• [PROBLEM STATEMENT]: Give every entry again, unchanged, and leave its images out.

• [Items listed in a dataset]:
>> BEGIN
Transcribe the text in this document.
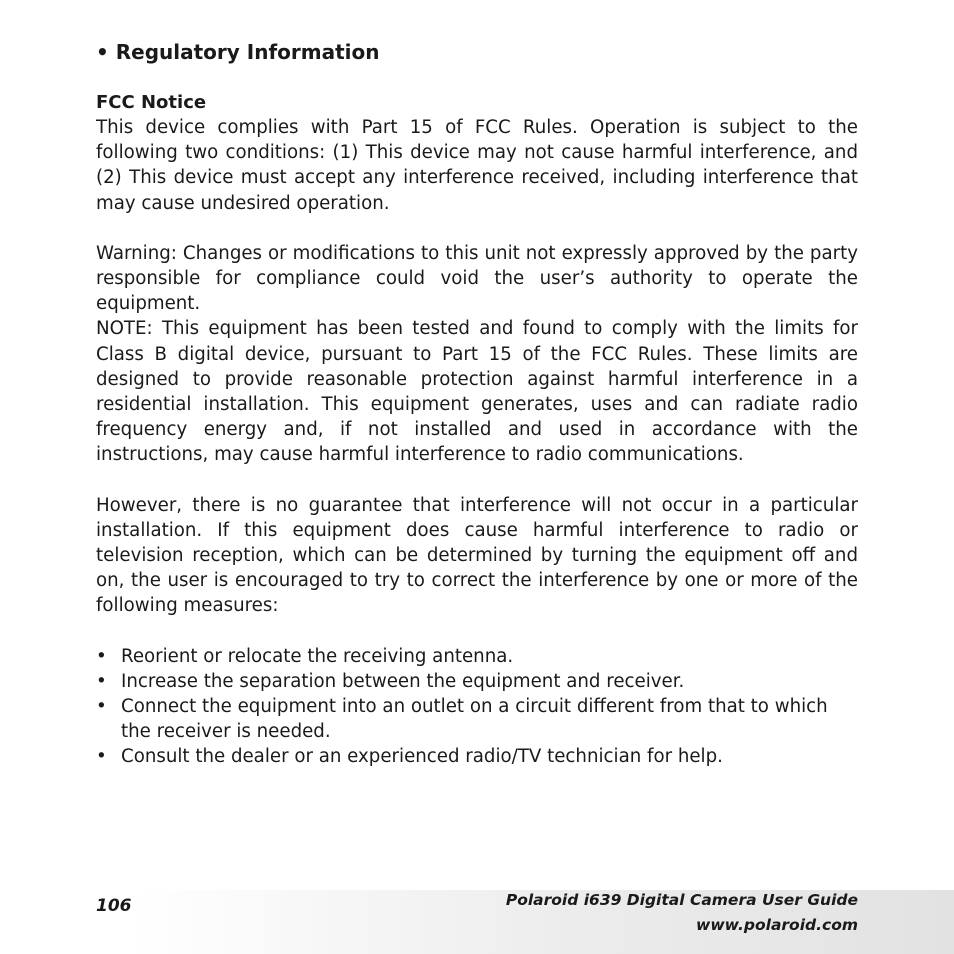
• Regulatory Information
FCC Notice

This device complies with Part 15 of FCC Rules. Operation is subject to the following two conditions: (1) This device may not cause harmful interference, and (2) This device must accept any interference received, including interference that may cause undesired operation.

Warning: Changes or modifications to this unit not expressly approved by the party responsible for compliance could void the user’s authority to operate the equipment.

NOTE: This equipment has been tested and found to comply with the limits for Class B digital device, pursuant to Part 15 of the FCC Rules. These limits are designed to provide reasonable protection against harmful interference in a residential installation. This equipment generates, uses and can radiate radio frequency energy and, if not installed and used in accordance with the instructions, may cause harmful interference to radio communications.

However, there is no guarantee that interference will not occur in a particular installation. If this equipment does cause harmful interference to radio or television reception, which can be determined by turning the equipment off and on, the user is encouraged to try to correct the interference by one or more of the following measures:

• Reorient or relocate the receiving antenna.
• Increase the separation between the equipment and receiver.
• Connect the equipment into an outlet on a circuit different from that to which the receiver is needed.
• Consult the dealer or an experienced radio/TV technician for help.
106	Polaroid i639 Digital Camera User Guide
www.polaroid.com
>> END
• [SOLUTION]:
Transcribe the text in this document.
• Regulatory Information
FCC Notice

This device complies with Part 15 of FCC Rules. Operation is subject to the following two conditions: (1) This device may not cause harmful interference, and (2) This device must accept any interference received, including interference that may cause undesired operation.

Warning: Changes or modifications to this unit not expressly approved by the party responsible for compliance could void the user’s authority to operate the equipment.

NOTE: This equipment has been tested and found to comply with the limits for Class B digital device, pursuant to Part 15 of the FCC Rules. These limits are designed to provide reasonable protection against harmful interference in a residential installation. This equipment generates, uses and can radiate radio frequency energy and, if not installed and used in accordance with the instructions, may cause harmful interference to radio communications.

However, there is no guarantee that interference will not occur in a particular installation. If this equipment does cause harmful interference to radio or television reception, which can be determined by turning the equipment off and on, the user is encouraged to try to correct the interference by one or more of the following measures:

• Reorient or relocate the receiving antenna.
• Increase the separation between the equipment and receiver.
• Connect the equipment into an outlet on a circuit different from that to which the receiver is needed.
• Consult the dealer or an experienced radio/TV technician for help.
106	Polaroid i639 Digital Camera User Guide
www.polaroid.com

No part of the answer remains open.